* [What is being asked]:
Find every line below that contains the word "讲规矩上作表率" and copy it out.

* [Material for the task]:

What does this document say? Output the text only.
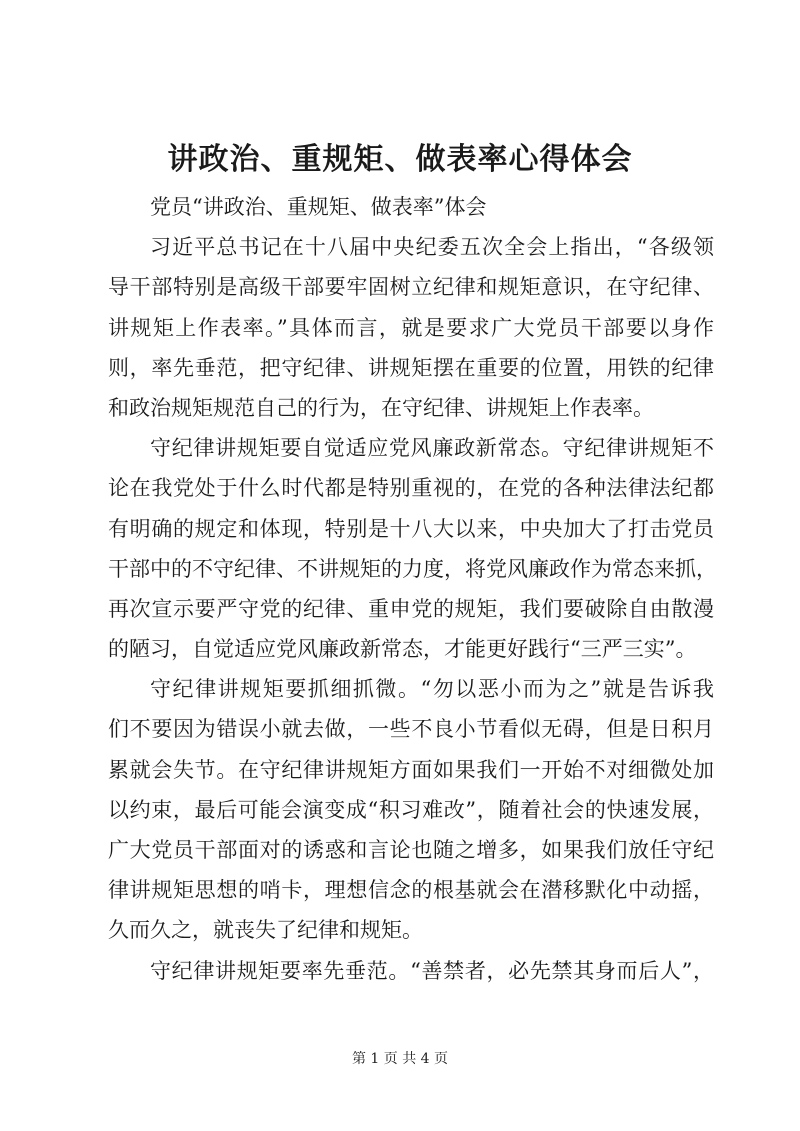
讲政治、重规矩、做表率心得体会
党员“讲政治、重规矩、做表率”体会
习近平总书记在十八届中央纪委五次全会上指出，“各级领
导干部特别是高级干部要牢固树立纪律和规矩意识，在守纪律、
讲规矩上作表率。”具体而言，就是要求广大党员干部要以身作
则，率先垂范，把守纪律、讲规矩摆在重要的位置，用铁的纪律
和政治规矩规范自己的行为，在守纪律、讲规矩上作表率。
守纪律讲规矩要自觉适应党风廉政新常态。守纪律讲规矩不
论在我党处于什么时代都是特别重视的，在党的各种法律法纪都
有明确的规定和体现，特别是十八大以来，中央加大了打击党员
干部中的不守纪律、不讲规矩的力度，将党风廉政作为常态来抓，
再次宣示要严守党的纪律、重申党的规矩，我们要破除自由散漫
的陋习，自觉适应党风廉政新常态，才能更好践行“三严三实”。
守纪律讲规矩要抓细抓微。“勿以恶小而为之”就是告诉我
们不要因为错误小就去做，一些不良小节看似无碍，但是日积月
累就会失节。在守纪律讲规矩方面如果我们一开始不对细微处加
以约束，最后可能会演变成“积习难改”，随着社会的快速发展，
广大党员干部面对的诱惑和言论也随之增多，如果我们放任守纪
律讲规矩思想的哨卡，理想信念的根基就会在潜移默化中动摇，
久而久之，就丧失了纪律和规矩。
守纪律讲规矩要率先垂范。“善禁者，必先禁其身而后人”，
第 1 页 共 4 页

* [Exercise output]:
讲规矩上作表率。”具体而言，就是要求广大党员干部要以身作
和政治规矩规范自己的行为，在守纪律、讲规矩上作表率。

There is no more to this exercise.